[Collected data]
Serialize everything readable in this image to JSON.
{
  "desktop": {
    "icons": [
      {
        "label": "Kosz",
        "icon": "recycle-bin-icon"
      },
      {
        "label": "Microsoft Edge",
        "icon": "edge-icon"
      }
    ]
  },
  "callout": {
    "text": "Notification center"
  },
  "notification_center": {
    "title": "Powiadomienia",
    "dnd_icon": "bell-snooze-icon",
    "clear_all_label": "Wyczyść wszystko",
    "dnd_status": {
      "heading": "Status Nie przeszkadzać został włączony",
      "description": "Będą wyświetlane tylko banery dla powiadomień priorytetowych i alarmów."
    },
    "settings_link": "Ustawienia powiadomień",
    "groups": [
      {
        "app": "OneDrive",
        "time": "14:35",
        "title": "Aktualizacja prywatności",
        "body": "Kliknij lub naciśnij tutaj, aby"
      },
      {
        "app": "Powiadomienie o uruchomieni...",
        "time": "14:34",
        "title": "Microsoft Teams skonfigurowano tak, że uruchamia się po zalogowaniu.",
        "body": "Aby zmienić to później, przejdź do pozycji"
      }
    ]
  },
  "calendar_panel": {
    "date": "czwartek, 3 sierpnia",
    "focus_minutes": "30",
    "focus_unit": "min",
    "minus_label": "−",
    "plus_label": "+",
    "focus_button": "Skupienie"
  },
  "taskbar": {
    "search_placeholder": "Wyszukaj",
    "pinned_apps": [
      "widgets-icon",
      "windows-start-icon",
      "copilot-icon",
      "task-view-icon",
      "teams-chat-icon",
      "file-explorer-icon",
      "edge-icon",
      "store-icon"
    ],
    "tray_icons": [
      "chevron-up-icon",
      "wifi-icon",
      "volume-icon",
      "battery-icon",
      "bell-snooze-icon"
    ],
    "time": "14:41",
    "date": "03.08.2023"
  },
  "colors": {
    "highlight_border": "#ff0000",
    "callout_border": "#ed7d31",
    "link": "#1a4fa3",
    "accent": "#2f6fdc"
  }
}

### Requirements
Return the listing above word for word.

### Answer for this exercise
Serialize everything readable in this image to JSON.
{
  "desktop": {
    "icons": [
      {
        "label": "Kosz",
        "icon": "recycle-bin-icon"
      },
      {
        "label": "Microsoft Edge",
        "icon": "edge-icon"
      }
    ]
  },
  "callout": {
    "text": "Notification center"
  },
  "notification_center": {
    "title": "Powiadomienia",
    "dnd_icon": "bell-snooze-icon",
    "clear_all_label": "Wyczyść wszystko",
    "dnd_status": {
      "heading": "Status Nie przeszkadzać został włączony",
      "description": "Będą wyświetlane tylko banery dla powiadomień priorytetowych i alarmów."
    },
    "settings_link": "Ustawienia powiadomień",
    "groups": [
      {
        "app": "OneDrive",
        "time": "14:35",
        "title": "Aktualizacja prywatności",
        "body": "Kliknij lub naciśnij tutaj, aby"
      },
      {
        "app": "Powiadomienie o uruchomieni...",
        "time": "14:34",
        "title": "Microsoft Teams skonfigurowano tak, że uruchamia się po zalogowaniu.",
        "body": "Aby zmienić to później, przejdź do pozycji"
      }
    ]
  },
  "calendar_panel": {
    "date": "czwartek, 3 sierpnia",
    "focus_minutes": "30",
    "focus_unit": "min",
    "minus_label": "−",
    "plus_label": "+",
    "focus_button": "Skupienie"
  },
  "taskbar": {
    "search_placeholder": "Wyszukaj",
    "pinned_apps": [
      "widgets-icon",
      "windows-start-icon",
      "copilot-icon",
      "task-view-icon",
      "teams-chat-icon",
      "file-explorer-icon",
      "edge-icon",
      "store-icon"
    ],
    "tray_icons": [
      "chevron-up-icon",
      "wifi-icon",
      "volume-icon",
      "battery-icon",
      "bell-snooze-icon"
    ],
    "time": "14:41",
    "date": "03.08.2023"
  },
  "colors": {
    "highlight_border": "#ff0000",
    "callout_border": "#ed7d31",
    "link": "#1a4fa3",
    "accent": "#2f6fdc"
  }
}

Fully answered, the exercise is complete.